**STORED RECORDS**
──────────

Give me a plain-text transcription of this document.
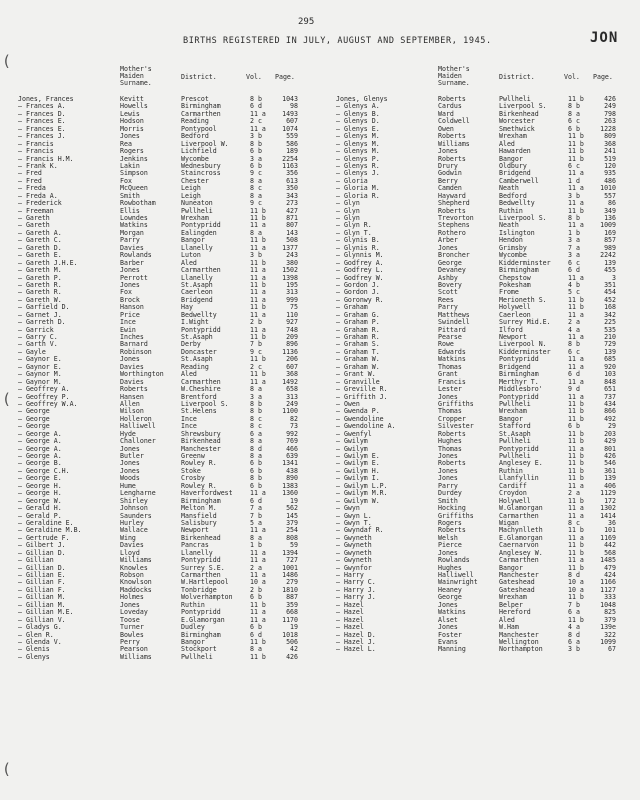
295
BIRTHS REGISTERED IN JULY, AUGUST AND SEPTEMBER, 1945.	JON
(
(
(
Mother's
Maiden
Surname.
District.	Vol. Page.
Jones, Frances	Kevitt	Prescot	8 b	1043
— Frances A.	Howells	Birmingham	6 d	98
— Frances D.	Lewis	Carmarthen	11 a	1493
— Frances E.	Hodson	Reading	2 c	607
— Frances E.	Morris	Pontypool	11 a	1074
— Frances J.	Jones	Bedford	3 b	559
— Francis	Rea	Liverpool W.	8 b	586
— Francis	Rogers	Lichfield	6 b	189
— Francis H.M.	Jenkins	Wycombe	3 a	2254
— Frank K.	Lakin	Wednesbury	6 b	1163
— Fred	Simpson	Staincross	9 c	356
— Fred	Fox	Chester	8 a	613
— Freda	McQueen	Leigh	8 c	350
— Freda A.	Smith	Leigh	8 a	343
— Frederick	Rowbotham	Nuneaton	9 c	273
— Freeman	Ellis	Pwllheli	11 b	427
— Gareth	Lowndes	Wrexham	11 b	871
— Gareth	Watkins	Pontypridd	11 a	807
— Gareth A.	Morgan	Ealingden	8 a	143
— Gareth C.	Parry	Bangor	11 b	508
— Gareth D.	Davies	Llanelly	11 a	1377
— Gareth E.	Rowlands	Luton	3 b	243
— Gareth J.H.E.	Barber	Aled	11 b	380
— Gareth M.	Jones	Carmarthen	11 a	1502
— Gareth P.	Perrott	Llanelly	11 a	1398
— Gareth R.	Jones	St.Asaph	11 b	195
— Gareth R.	Fox	Caerleon	11 a	313
— Gareth W.	Brock	Bridgend	11 a	999
— Garfield D.	Hanson	Hay	11 b	75
— Garnet J.	Price	Bedwellty	11 a	110
— Garreth D.	Ince	I.Wight	2 b	927
— Garrick	Ewin	Pontypridd	11 a	748
— Garry C.	Inches	St.Asaph	11 b	209
— Garth V.	Barnard	Derby	7 b	896
— Gayle	Robinson	Doncaster	9 c	1136
— Gaynor E.	Jones	St.Asaph	11 b	206
— Gaynor E.	Davies	Reading	2 c	607
— Gaynor M.	Worthington	Aled	11 b	368
— Gaynor M.	Davies	Carmarthen	11 a	1492
— Geoffrey A.	Roberts	W.Cheshire	8 a	658
— Geoffrey P.	Hansen	Brentford	3 a	313
— Geoffrey W.A.	Allen	Liverpool S.	8 b	249
— George	Wilson	St.Helens	8 b	1100
— George	Holleron	Ince	8 c	82
— George	Halliwell	Ince	8 c	73
— George A.	Hyde	Shrewsbury	6 a	992
— George A.	Challoner	Birkenhead	8 a	769
— George A.	Jones	Manchester	8 d	466
— George A.	Butler	Greenw	8 a	639
— George B.	Jones	Rowley R.	6 b	1341
— George C.H.	Jones	Stoke	6 b	438
— George E.	Woods	Crosby	8 b	890
— George H.	Hume	Rowley R.	6 b	1383
— George H.	Lengharne	Haverfordwest	11 a	1360
— George W.	Shirley	Birmingham	6 d	19
— Gerald H.	Johnson	Melton M.	7 a	562
— Gerald P.	Saunders	Mansfield	7 b	145
— Geraldine E.	Hurley	Salisbury	5 a	379
— Geraldine M.B.	Wallace	Newport	11 a	254
— Gertrude F.	Wing	Birkenhead	8 a	808
— Gilbert J.	Davies	Pancras	1 b	59
— Gillian D.	Lloyd	Llanelly	11 a	1394
— Gillian	Williams	Pontypridd	11 a	727
— Gillian D.	Knowles	Surrey S.E.	2 a	1001
— Gillian E.	Robson	Carmarthen	11 a	1486
— Gillian F.	Knowlson	W.Hartlepool	10 a	279
— Gillian F.	Maddocks	Tonbridge	2 b	1810
— Gillian M.	Holmes	Wolverhampton	6 b	887
— Gillian M.	Jones	Ruthin	11 b	359
— Gillian M.E.	Loveday	Pontypridd	11 a	668
— Gillian V.	Toose	E.Glamorgan	11 a	1170
— Gladys G.	Turner	Dudley	6 b	19
— Glen R.	Bowles	Birmingham	6 d	1018
— Glenda V.	Perry	Bangor	11 b	506
— Glenis	Pearson	Stockport	8 a	42
— Glenys	Williams	Pwllheli	11 b	426
Mother's
Maiden
Surname.
District.	Vol. Page.
Jones, Glenys	Roberts	Pwllheli	11 b	426
— Glenys A.	Cardus	Liverpool S.	8 b	249
— Glenys B.	Ward	Birkenhead	8 a	798
— Glenys D.	Coldwell	Worcester	6 c	263
— Glenys E.	Owen	Smethwick	6 b	1228
— Glenys M.	Roberts	Wrexham	11 b	809
— Glenys M.	Williams	Aled	11 b	368
— Glenys M.	Jones	Hawarden	11 b	241
— Glenys P.	Roberts	Bangor	11 b	519
— Glenys R.	Drury	Oldbury	6 c	120
— Glenys J.	Godwin	Bridgend	11 a	935
— Gloria	Berry	Camberwell	1 d	486
— Gloria M.	Camden	Neath	11 a	1010
— Gloria R.	Hayward	Bedford	3 b	557
— Glyn	Shepherd	Bedwellty	11 a	86
— Glyn	Roberts	Ruthin	11 b	349
— Glyn	Trevorton	Liverpool S.	8 b	136
— Glyn R.	Stephens	Neath	11 a	1009
— Glyn T.	Rothero	Islington	1 b	169
— Glynis B.	Arber	Hendon	3 a	857
— Glynis R.	Jones	Grimsby	7 a	989
— Glynnis M.	Broncher	Wycombe	3 a	2242
— Godfrey A.	George	Kidderminster	6 c	139
— Godfrey L.	Devaney	Birmingham	6 d	455
— Godfrey W.	Ashby	Chepstow	11 a	3
— Gordon J.	Bovery	Pokesham	4 b	351
— Gordon J.	Scott	Frome	5 c	454
— Goronwy R.	Rees	Merioneth S.	11 b	452
— Graham	Parry	Holywell	11 b	168
— Graham G.	Matthews	Caerleon	11 a	342
— Graham P.	Swindell	Surrey Mid.E.	2 a	225
— Graham R.	Pittard	Ilford	4 a	535
— Graham R.	Pearse	Newport	11 a	210
— Graham S.	Rowe	Liverpool N.	8 b	729
— Graham T.	Edwards	Kidderminster	6 c	139
— Graham W.	Watkins	Pontypridd	11 a	685
— Graham W.	Thomas	Bridgend	11 a	920
— Grant W.	Grant	Birmingham	6 d	103
— Granville	Francis	Merthyr T.	11 a	848
— Greville R.	Lester	Middlesbro'	9 d	651
— Griffith J.	Jones	Pontypridd	11 a	737
— Owen	Griffiths	Pwllheli	11 b	434
— Gwenda P.	Thomas	Wrexham	11 b	866
— Gwendoline	Cropper	Bangor	11 b	492
— Gwendoline A.	Silvester	Stafford	6 b	29
— Gwenfyl	Roberts	St.Asaph	11 b	203
— Gwilym	Hughes	Pwllheli	11 b	429
— Gwilym	Thomas	Pontypridd	11 a	801
— Gwilym E.	Jones	Pwllheli	11 b	426
— Gwilym E.	Roberts	Anglesey E.	11 b	546
— Gwilym H.	Jones	Ruthin	11 b	361
— Gwilym I.	Jones	Llanfyllin	11 b	139
— Gwilym L.P.	Parry	Cardiff	11 a	406
— Gwilym M.R.	Durdey	Croydon	2 a	1129
— Gwilym W.	Smith	Holywell	11 b	172
— Gwyn	Hocking	W.Glamorgan	11 a	1302
— Gwyn L.	Griffiths	Carmarthen	11 a	1414
— Gwyn T.	Rogers	Wigan	8 c	36
— Gwyndaf R.	Roberts	Machynlleth	11 b	101
— Gwyneth	Welsh	E.Glamorgan	11 a	1169
— Gwyneth	Pierce	Caernarvon	11 b	442
— Gwyneth	Jones	Anglesey W.	11 b	568
— Gwyneth	Rowlands	Carmarthen	11 a	1485
— Gwynfor	Hughes	Bangor	11 b	479
— Harry	Halliwell	Manchester	8 d	424
— Harry C.	Wainwright	Gateshead	10 a	1166
— Harry J.	Heaney	Gateshead	10 a	1127
— Harry J.	George	Wrexham	11 b	333
— Hazel	Jones	Belper	7 b	1048
— Hazel	Watkins	Hereford	6 a	825
— Hazel	Alset	Aled	11 b	379
— Hazel	Jones	W.Ham	4 a	139e
— Hazel D.	Foster	Manchester	8 d	322
— Hazel J.	Evans	Wellington	6 a	1099
— Hazel L.	Manning	Northampton	3 b	67
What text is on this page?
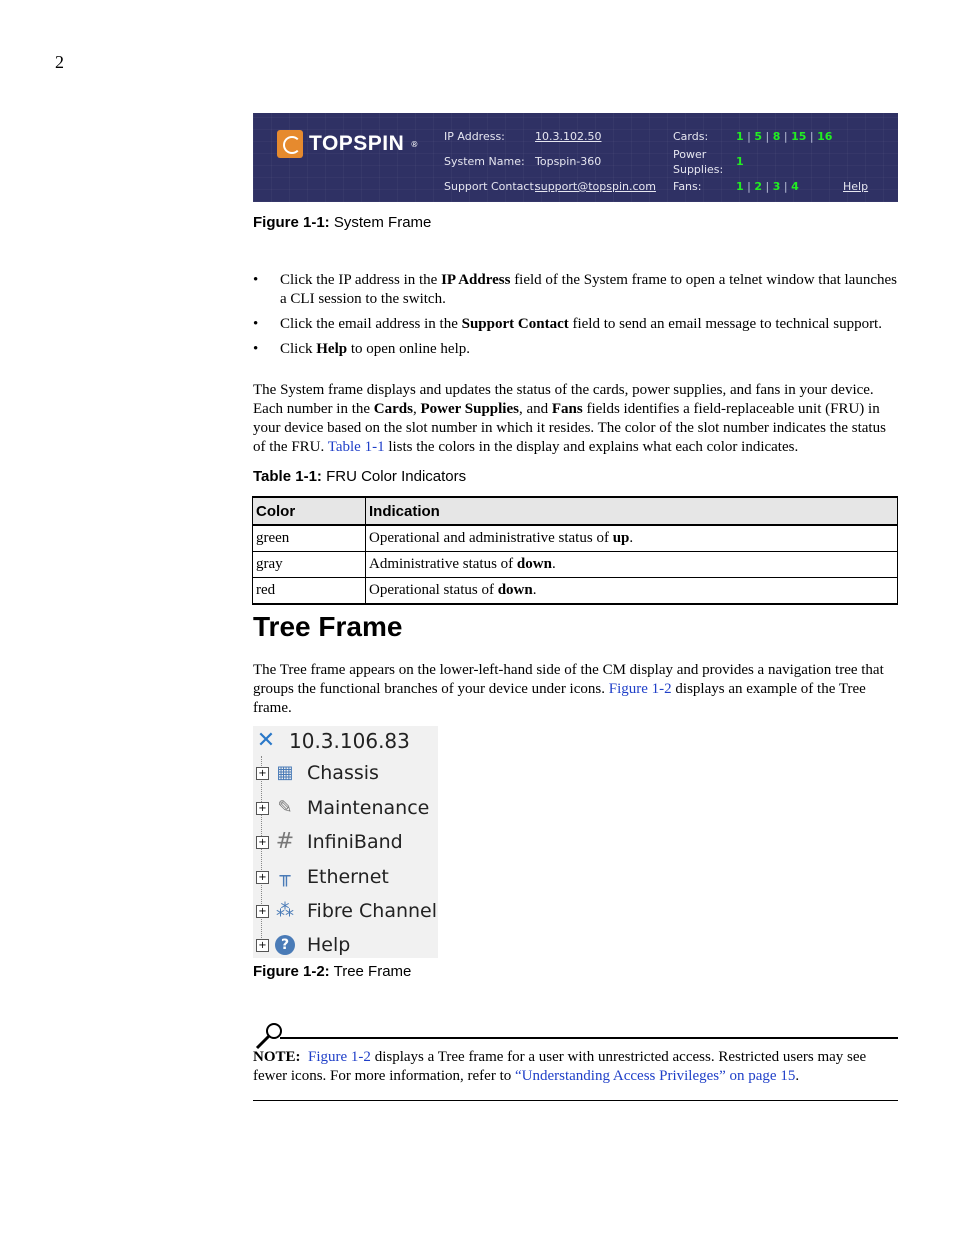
2
TOPSPIN ®
IP Address:	10.3.102.50
System Name: Topspin-360
Support Contact:
support@topspin.com
Cards:	1 | 5 | 8 | 15 | 16
Power
Supplies:
1
Fans:	1 | 2 | 3 | 4	Help
Figure 1-1: System Frame
•	Click the IP address in the IP Address field of the System frame to open a telnet window that launches a CLI session to the switch.
•	Click the email address in the Support Contact field to send an email message to technical support.
•	Click Help to open online help.
The System frame displays and updates the status of the cards, power supplies, and fans in your device. Each number in the Cards, Power Supplies, and Fans fields identifies a field-replaceable unit (FRU) in your device based on the slot number in which it resides. The color of the slot number indicates the status of the FRU. Table 1-1 lists the colors in the display and explains what each color indicates.
Table 1-1: FRU Color Indicators
Color	Indication
green	Operational and administrative status of up.
gray	Administrative status of down.
red	Operational status of down.
Tree Frame
The Tree frame appears on the lower-left-hand side of the CM display and provides a navigation tree that groups the functional branches of your device under icons. Figure 1-2 displays an example of the Tree frame.
✕ 10.3.106.83
+ ▦ Chassis
+ ✎ Maintenance
+ # InfiniBand
+ ╥ Ethernet
+ ⁂ Fibre Channel
+	? Help
Figure 1-2: Tree Frame
NOTE: Figure 1-2 displays a Tree frame for a user with unrestricted access. Restricted users may see fewer icons. For more information, refer to “Understanding Access Privileges” on page 15.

──────────

State how many lines of the records above contain the word "Click", and give only that number.

3